- [Passage given]
┌────────
= Doxa =

Greek word meaning common belief or popular opinion

Doxa (δόξα; from verb δοκεῖν) is a common belief or popular opinion. In classical rhetoric, doxa is contrasted with episteme ('knowledge').

== Etymology ==
The term doxa is an ancient Greek noun (δόξα) related to the verb dokein (δοκεῖν), meaning 'to appear, to seem, to think, to accept'.

Between the 3rd and 1st centuries BC, the term picked up an additional meaning when the Septuagint used doxa to translate the Biblical Hebrew word for "glory" (כבוד). This Greek translation of the Hebrew scriptures, as used by the early Church, led to frequent use of the term in the New Testament. The word is also used in the worship services of the Greek Orthodox Church, where the glorification of God in true worship is also seen as true belief. In that context, doxa reflects behavior or practice in worship, and the belief of the whole church rather than personal opinion. The unification of these multiple meanings of doxa emerges in the modern terms orthodoxy and heterodoxy. This semantic merging in the word doxa is also seen in the Russian word slava (слава), which means 'glory', but is used with the meaning of praise or worship in words like pravoslavie (православие), meaning "orthodoxy" (or, literally, "true belief", "true way of worship") related to the verb 'славить' – "to praise" but calqued from the Greek ὀρθοδοξία (orthodoxia).

==In philosophy==

=== Plato ===
In his dialogue Gorgias, Plato presents the sophists as wordsmiths who ensnared and used the malleable doxa of the multitude to their advantage without shame. In this and other writings, Plato relegated doxa as being a belief, unrelated to reason, that resided in the unreasoning, lower-parts of the soul.

This viewpoint extended into the concept of doxasta in Plato's theory of forms, which states that physical objects are manifestations of doxa and are thus not in their true form. Plato's framing of doxa as the opponent of knowledge led to the classical opposition of error to truth, which has since become a major concern in Western philosophy. (However, in the Theaetetus and in the Meno, Plato has Socrates suggest that knowledge is orthos doxa for which one can provide a logos, thus initiating the traditional definition of knowledge as "justified true belief.") Thus, error is considered in as pure negative, which can take various forms, among them the form of illusion.
└────────
- [Set of tasks]
1. Translate this sentence from the article on doxa into Spanish: "In classical rhetoric, doxa is contrasted with episteme ('knowledge')."
2. Carry on the article on doxa with one more paragraph that follows its last sentence.

- [Listed records]
┌────────
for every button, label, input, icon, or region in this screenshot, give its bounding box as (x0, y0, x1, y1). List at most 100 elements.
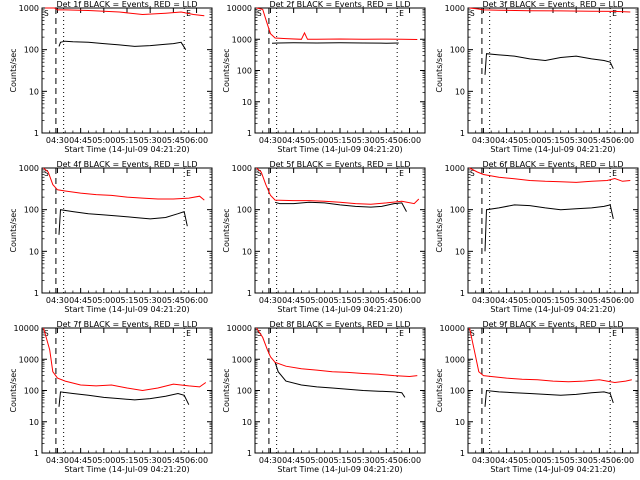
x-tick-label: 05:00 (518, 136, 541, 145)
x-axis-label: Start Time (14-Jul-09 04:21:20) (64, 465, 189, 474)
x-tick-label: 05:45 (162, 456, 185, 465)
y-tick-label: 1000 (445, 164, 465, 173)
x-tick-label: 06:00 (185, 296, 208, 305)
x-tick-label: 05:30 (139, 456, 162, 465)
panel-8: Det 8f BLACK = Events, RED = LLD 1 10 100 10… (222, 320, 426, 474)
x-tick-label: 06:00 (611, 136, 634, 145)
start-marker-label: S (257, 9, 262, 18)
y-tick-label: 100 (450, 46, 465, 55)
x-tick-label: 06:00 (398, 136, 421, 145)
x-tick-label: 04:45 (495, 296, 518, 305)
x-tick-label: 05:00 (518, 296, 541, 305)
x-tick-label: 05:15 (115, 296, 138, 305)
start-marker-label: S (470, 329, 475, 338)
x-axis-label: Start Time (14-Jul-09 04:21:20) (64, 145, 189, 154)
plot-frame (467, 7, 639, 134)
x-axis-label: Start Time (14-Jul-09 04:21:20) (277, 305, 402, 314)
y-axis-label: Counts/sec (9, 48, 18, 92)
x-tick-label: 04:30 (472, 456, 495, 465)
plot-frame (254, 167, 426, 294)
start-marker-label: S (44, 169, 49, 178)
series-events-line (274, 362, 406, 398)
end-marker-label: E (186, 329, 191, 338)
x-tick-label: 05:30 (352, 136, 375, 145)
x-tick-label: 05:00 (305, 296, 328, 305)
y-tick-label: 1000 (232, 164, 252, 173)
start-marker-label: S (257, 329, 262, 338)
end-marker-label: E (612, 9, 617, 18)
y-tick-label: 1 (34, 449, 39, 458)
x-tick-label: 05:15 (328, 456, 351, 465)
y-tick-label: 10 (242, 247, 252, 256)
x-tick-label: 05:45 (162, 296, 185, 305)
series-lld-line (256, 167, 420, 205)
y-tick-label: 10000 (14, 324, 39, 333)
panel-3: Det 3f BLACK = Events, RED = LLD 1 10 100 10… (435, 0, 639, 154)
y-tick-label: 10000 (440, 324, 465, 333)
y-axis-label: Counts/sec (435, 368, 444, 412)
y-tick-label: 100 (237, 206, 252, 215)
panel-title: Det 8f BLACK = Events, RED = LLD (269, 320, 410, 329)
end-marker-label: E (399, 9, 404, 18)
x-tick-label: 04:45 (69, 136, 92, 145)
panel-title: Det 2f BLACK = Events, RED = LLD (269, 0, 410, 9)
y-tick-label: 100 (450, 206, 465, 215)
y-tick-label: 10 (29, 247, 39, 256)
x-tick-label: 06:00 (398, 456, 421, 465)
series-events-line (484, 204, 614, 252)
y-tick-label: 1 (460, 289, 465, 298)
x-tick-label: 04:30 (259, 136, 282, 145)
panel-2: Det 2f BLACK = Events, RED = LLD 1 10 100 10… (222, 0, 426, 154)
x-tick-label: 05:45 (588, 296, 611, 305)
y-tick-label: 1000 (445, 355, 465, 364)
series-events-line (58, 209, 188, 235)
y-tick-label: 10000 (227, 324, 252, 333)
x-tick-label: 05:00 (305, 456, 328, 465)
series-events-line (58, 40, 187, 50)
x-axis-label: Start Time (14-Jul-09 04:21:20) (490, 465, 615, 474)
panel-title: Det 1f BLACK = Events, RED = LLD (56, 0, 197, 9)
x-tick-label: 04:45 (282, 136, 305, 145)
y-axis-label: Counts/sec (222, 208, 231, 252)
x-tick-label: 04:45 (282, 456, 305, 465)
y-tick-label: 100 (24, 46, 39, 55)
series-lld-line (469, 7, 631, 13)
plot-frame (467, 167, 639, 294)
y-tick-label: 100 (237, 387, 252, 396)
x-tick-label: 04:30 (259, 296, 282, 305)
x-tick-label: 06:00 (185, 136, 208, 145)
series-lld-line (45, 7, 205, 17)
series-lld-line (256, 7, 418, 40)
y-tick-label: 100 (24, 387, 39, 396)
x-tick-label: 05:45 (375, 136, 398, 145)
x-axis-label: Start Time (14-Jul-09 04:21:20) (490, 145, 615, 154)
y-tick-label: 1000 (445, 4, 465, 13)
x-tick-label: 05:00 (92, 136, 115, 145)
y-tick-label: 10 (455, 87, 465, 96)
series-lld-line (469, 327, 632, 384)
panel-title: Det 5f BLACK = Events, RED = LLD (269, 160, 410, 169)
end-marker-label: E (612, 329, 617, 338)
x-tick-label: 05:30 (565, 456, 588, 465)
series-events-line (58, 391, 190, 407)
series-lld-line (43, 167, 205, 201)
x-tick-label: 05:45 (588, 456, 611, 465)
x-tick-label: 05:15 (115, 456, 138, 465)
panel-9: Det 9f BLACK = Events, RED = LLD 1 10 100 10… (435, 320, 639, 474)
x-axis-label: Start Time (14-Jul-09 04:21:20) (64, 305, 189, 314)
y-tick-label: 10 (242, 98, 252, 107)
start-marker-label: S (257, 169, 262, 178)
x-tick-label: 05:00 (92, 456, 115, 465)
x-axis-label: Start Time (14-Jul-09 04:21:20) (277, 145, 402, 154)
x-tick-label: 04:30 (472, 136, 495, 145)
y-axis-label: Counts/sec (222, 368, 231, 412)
└────────
- [Task answers]
1. En la retórica clásica, la doxa se contrasta con la episteme ('conocimiento').

2.
While doxa is used as a tool for the formation of arguments, it is also formed by argument. The former can be understood as told by James A. Herrick in The History and Theory of Rhetoric: An Introduction:The Sophists in Gorgias hold that rhetoric creates truth that is useful for the moment out of doxa, or the opinions of the people, through the process of argument and counterargument. Socrates will have no part of this sort of 'truth' which, nevertheless, is essential to a democracy. Importantly noted, democracy, which by definition is the manifestation of public opinion, is dependent upon (and therefore also constrained by) the same limits imposed upon the individuals responsible for its establishment. Due to compromised opinions within a society, as well as opinions not counted for due to inaccessibility and apathy, doxa is not homogeneous, nor is it created agreeably. Rather, it is pliable and imperfect—the outcome of an ongoing power struggle between clashing "truths."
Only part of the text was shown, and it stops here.